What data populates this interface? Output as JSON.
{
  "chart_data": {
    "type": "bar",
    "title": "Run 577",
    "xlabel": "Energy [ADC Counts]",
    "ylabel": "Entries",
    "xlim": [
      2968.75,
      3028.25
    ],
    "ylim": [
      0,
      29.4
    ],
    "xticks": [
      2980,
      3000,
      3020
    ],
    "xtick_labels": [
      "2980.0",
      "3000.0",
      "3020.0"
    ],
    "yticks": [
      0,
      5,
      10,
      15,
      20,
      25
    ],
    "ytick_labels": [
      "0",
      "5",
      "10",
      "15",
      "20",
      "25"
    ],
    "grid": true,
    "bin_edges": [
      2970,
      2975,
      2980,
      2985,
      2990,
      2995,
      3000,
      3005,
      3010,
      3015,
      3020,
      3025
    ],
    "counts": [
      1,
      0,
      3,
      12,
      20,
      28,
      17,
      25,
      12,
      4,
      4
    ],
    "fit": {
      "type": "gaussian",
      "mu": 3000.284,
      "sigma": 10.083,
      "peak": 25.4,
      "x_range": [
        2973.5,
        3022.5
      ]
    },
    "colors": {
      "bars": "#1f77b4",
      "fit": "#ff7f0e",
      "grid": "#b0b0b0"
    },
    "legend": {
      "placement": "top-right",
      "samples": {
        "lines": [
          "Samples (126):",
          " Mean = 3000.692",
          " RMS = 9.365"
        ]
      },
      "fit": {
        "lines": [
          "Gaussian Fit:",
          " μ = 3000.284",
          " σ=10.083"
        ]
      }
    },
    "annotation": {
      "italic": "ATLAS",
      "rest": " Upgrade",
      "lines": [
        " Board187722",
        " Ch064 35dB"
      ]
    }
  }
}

#### [Exercise goal]
Every record shown above should be written out again exactly.

#### [Final answer]
What data populates this interface? Output as JSON.
{
  "chart_data": {
    "type": "bar",
    "title": "Run 577",
    "xlabel": "Energy [ADC Counts]",
    "ylabel": "Entries",
    "xlim": [
      2968.75,
      3028.25
    ],
    "ylim": [
      0,
      29.4
    ],
    "xticks": [
      2980,
      3000,
      3020
    ],
    "xtick_labels": [
      "2980.0",
      "3000.0",
      "3020.0"
    ],
    "yticks": [
      0,
      5,
      10,
      15,
      20,
      25
    ],
    "ytick_labels": [
      "0",
      "5",
      "10",
      "15",
      "20",
      "25"
    ],
    "grid": true,
    "bin_edges": [
      2970,
      2975,
      2980,
      2985,
      2990,
      2995,
      3000,
      3005,
      3010,
      3015,
      3020,
      3025
    ],
    "counts": [
      1,
      0,
      3,
      12,
      20,
      28,
      17,
      25,
      12,
      4,
      4
    ],
    "fit": {
      "type": "gaussian",
      "mu": 3000.284,
      "sigma": 10.083,
      "peak": 25.4,
      "x_range": [
        2973.5,
        3022.5
      ]
    },
    "colors": {
      "bars": "#1f77b4",
      "fit": "#ff7f0e",
      "grid": "#b0b0b0"
    },
    "legend": {
      "placement": "top-right",
      "samples": {
        "lines": [
          "Samples (126):",
          " Mean = 3000.692",
          " RMS = 9.365"
        ]
      },
      "fit": {
        "lines": [
          "Gaussian Fit:",
          " μ = 3000.284",
          " σ=10.083"
        ]
      }
    },
    "annotation": {
      "italic": "ATLAS",
      "rest": " Upgrade",
      "lines": [
        " Board187722",
        " Ch064 35dB"
      ]
    }
  }
}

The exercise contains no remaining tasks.